**Prompt:**
State only how many lines below include the string "name".

--

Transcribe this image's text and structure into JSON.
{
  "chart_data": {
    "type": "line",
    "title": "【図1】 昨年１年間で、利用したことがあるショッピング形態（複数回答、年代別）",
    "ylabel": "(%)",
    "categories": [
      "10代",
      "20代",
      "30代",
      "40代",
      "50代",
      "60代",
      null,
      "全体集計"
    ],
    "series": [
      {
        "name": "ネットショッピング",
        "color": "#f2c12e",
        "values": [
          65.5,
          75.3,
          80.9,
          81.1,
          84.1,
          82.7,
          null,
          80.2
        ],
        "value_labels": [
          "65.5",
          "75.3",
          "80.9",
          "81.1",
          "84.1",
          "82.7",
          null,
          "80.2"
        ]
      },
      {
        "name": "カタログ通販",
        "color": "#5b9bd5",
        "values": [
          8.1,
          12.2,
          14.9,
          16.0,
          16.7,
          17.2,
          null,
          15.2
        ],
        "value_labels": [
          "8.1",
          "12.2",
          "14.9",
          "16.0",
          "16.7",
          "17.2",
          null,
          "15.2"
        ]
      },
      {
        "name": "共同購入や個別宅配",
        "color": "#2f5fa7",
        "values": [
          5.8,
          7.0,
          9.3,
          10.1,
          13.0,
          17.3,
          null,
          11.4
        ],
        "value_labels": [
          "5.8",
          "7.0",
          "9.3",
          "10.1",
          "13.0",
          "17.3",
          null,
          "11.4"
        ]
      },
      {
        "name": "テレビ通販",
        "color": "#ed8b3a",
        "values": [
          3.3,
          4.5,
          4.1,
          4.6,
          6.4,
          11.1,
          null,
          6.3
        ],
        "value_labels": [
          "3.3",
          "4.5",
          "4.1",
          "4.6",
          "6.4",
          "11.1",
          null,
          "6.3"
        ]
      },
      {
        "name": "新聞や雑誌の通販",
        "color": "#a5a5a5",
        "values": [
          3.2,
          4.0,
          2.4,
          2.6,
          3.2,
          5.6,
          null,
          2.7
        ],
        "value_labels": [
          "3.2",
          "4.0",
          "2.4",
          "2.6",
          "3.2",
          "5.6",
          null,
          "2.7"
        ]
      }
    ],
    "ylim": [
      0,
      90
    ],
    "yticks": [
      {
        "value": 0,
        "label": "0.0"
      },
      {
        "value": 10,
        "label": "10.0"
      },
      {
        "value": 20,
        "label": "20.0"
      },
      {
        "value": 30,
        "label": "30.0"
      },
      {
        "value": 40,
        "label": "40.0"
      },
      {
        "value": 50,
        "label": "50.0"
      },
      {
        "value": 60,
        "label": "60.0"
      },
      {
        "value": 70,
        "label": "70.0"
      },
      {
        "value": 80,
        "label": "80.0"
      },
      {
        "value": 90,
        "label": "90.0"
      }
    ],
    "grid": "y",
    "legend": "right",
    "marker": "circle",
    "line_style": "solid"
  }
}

--

**In response:**
5